Chart and figure data:
::::::::::

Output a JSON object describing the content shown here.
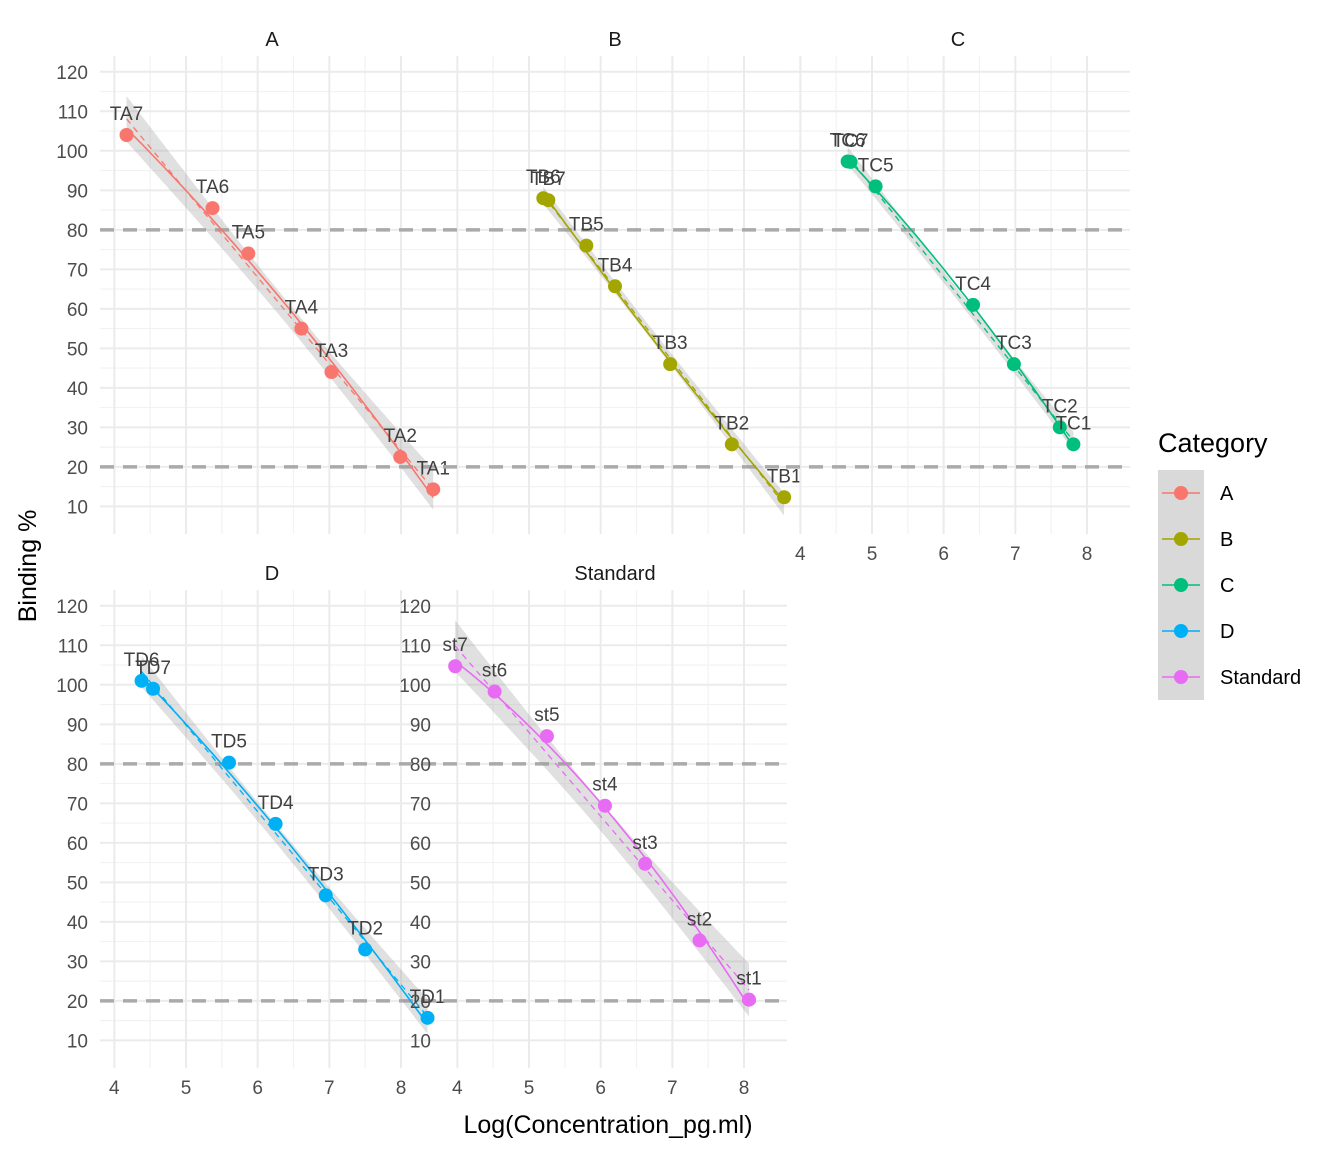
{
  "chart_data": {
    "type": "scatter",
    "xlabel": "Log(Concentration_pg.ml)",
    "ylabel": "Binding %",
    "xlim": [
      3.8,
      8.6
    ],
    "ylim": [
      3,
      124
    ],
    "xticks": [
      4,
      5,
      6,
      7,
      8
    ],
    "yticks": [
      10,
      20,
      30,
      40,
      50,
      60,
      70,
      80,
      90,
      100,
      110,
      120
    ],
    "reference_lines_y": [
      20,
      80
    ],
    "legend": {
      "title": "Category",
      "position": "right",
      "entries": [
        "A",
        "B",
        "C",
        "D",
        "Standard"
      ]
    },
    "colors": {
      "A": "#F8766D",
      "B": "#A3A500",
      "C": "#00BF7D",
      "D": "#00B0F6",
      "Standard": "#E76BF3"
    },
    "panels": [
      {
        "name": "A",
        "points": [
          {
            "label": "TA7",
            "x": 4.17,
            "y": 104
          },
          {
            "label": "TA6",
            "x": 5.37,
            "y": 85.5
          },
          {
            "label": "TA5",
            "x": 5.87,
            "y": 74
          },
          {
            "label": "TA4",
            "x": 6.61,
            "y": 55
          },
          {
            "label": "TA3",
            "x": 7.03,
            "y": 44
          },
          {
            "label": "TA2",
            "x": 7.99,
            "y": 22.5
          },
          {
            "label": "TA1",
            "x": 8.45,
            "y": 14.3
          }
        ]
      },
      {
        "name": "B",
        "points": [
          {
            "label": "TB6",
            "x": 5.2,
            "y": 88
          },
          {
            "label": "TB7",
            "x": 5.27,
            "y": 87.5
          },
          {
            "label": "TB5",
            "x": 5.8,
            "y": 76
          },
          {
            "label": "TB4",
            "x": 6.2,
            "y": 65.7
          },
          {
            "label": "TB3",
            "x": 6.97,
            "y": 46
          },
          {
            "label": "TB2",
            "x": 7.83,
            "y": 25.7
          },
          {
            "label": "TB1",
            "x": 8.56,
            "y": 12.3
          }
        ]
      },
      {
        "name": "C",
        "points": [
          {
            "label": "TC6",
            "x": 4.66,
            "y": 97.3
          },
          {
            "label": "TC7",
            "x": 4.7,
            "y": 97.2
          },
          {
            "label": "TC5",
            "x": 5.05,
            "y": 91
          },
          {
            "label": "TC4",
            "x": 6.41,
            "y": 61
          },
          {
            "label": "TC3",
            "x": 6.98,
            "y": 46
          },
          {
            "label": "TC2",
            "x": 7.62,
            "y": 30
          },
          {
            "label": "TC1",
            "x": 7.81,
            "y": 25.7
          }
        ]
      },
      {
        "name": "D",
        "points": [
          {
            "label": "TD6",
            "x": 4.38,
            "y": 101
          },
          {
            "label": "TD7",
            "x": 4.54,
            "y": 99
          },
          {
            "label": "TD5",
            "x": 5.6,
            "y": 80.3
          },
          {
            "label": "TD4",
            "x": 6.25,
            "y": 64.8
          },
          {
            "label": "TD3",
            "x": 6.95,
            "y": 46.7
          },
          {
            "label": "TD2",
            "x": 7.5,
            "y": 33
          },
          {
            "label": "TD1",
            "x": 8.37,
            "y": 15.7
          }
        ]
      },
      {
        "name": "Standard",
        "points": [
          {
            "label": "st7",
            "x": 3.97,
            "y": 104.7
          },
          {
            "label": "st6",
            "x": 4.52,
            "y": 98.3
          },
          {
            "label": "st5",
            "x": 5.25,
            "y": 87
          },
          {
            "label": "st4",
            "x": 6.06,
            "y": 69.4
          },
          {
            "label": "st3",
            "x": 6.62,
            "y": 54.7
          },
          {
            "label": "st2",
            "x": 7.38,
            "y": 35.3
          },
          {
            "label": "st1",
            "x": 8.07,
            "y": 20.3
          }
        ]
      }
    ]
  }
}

::::::::::

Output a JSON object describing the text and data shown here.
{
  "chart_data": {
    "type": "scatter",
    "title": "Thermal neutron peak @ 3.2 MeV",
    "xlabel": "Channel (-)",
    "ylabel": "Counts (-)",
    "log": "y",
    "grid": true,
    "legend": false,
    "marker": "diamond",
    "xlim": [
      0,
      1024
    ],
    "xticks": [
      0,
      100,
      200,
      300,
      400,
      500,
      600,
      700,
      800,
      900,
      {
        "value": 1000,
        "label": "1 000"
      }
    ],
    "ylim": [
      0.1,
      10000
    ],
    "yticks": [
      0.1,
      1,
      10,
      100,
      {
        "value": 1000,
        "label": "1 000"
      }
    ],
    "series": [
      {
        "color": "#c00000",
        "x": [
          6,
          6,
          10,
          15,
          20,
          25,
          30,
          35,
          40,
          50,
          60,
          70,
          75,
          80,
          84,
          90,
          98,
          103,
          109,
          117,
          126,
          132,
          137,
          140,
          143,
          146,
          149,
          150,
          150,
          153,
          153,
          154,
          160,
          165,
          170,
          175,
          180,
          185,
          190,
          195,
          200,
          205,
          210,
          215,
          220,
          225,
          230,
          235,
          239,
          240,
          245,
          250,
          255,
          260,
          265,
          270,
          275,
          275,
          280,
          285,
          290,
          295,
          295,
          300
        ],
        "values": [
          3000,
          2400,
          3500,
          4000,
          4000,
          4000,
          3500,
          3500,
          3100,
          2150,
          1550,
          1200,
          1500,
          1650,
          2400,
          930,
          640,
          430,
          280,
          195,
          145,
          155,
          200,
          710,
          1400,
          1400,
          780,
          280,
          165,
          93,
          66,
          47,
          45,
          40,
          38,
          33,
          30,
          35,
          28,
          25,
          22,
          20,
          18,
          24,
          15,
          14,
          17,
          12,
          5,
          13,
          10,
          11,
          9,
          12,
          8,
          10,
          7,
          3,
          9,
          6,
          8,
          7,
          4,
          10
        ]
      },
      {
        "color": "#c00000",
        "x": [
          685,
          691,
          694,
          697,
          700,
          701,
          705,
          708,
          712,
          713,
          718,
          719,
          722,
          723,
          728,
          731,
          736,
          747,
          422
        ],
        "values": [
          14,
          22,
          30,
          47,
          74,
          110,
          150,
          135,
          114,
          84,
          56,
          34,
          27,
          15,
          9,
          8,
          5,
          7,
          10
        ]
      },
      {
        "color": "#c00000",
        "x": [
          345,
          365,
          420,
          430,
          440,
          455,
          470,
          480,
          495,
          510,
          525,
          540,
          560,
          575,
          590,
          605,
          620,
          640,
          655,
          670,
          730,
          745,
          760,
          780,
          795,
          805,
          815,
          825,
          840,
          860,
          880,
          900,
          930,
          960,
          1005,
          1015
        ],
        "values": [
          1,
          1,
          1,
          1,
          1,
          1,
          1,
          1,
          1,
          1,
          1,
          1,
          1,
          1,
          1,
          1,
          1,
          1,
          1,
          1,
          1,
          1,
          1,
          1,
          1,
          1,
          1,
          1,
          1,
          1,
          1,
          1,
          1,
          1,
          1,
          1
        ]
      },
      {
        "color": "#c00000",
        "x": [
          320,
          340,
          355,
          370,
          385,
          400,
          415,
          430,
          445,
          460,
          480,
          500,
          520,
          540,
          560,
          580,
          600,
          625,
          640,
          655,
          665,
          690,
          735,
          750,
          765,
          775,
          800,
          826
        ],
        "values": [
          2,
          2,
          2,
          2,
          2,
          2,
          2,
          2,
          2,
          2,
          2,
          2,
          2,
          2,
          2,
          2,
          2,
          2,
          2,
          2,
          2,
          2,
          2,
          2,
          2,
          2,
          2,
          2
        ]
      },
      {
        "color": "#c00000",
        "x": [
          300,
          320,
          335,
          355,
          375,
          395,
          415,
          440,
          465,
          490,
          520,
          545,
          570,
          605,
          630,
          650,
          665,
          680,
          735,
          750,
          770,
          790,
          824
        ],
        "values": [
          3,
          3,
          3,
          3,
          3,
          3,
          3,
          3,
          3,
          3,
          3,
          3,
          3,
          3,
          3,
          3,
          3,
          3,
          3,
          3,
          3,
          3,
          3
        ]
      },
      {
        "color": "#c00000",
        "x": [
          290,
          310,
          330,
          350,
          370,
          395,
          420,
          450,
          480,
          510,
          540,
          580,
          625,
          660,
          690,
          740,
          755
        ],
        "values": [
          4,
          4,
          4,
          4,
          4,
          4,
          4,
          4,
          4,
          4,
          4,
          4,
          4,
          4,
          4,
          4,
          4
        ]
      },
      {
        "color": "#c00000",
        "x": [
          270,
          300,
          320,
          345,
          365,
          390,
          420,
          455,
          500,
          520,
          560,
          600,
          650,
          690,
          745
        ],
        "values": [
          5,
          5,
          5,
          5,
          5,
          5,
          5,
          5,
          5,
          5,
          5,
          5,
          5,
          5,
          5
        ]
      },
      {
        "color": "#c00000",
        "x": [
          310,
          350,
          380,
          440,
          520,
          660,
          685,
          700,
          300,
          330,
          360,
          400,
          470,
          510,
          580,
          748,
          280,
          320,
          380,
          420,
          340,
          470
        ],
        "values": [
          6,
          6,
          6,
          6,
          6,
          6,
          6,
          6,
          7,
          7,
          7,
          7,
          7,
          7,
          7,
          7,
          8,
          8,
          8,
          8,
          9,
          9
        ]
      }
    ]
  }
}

::::::::::

Using the records above, gather all lines where the string "Output" is present.

▶ [EXERCISE RESULT]
Output a JSON object describing the content shown here.
Output a JSON object describing the text and data shown here.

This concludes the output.